## Start Material shown

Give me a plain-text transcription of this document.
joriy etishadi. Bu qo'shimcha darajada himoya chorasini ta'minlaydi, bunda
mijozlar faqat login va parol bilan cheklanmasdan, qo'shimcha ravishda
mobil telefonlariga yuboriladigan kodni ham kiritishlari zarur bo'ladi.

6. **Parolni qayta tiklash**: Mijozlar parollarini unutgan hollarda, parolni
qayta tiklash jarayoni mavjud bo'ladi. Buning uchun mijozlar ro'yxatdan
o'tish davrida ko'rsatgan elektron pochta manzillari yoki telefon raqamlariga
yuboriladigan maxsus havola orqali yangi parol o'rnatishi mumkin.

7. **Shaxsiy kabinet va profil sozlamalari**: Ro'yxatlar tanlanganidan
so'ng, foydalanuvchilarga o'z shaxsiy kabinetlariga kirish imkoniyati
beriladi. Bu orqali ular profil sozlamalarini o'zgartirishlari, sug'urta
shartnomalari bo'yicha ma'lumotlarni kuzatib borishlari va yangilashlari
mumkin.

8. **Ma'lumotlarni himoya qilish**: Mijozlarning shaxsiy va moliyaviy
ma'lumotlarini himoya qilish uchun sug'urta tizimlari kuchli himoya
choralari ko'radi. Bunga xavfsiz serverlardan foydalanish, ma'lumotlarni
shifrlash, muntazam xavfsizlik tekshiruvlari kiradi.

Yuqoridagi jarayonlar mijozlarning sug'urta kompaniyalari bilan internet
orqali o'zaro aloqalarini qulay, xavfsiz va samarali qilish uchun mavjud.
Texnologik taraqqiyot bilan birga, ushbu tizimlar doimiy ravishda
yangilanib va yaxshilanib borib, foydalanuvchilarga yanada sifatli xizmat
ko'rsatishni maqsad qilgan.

## End Material shown

> _Given instruction_:
Reproduce the complete data exactly as presented above.

> _Response to this task_:
Give me a plain-text transcription of this document.
joriy etishadi. Bu qo'shimcha darajada himoya chorasini ta'minlaydi, bunda
mijozlar faqat login va parol bilan cheklanmasdan, qo'shimcha ravishda
mobil telefonlariga yuboriladigan kodni ham kiritishlari zarur bo'ladi.

6. **Parolni qayta tiklash**: Mijozlar parollarini unutgan hollarda, parolni
qayta tiklash jarayoni mavjud bo'ladi. Buning uchun mijozlar ro'yxatdan
o'tish davrida ko'rsatgan elektron pochta manzillari yoki telefon raqamlariga
yuboriladigan maxsus havola orqali yangi parol o'rnatishi mumkin.

7. **Shaxsiy kabinet va profil sozlamalari**: Ro'yxatlar tanlanganidan
so'ng, foydalanuvchilarga o'z shaxsiy kabinetlariga kirish imkoniyati
beriladi. Bu orqali ular profil sozlamalarini o'zgartirishlari, sug'urta
shartnomalari bo'yicha ma'lumotlarni kuzatib borishlari va yangilashlari
mumkin.

8. **Ma'lumotlarni himoya qilish**: Mijozlarning shaxsiy va moliyaviy
ma'lumotlarini himoya qilish uchun sug'urta tizimlari kuchli himoya
choralari ko'radi. Bunga xavfsiz serverlardan foydalanish, ma'lumotlarni
shifrlash, muntazam xavfsizlik tekshiruvlari kiradi.

Yuqoridagi jarayonlar mijozlarning sug'urta kompaniyalari bilan internet
orqali o'zaro aloqalarini qulay, xavfsiz va samarali qilish uchun mavjud.
Texnologik taraqqiyot bilan birga, ushbu tizimlar doimiy ravishda
yangilanib va yaxshilanib borib, foydalanuvchilarga yanada sifatli xizmat
ko'rsatishni maqsad qilgan.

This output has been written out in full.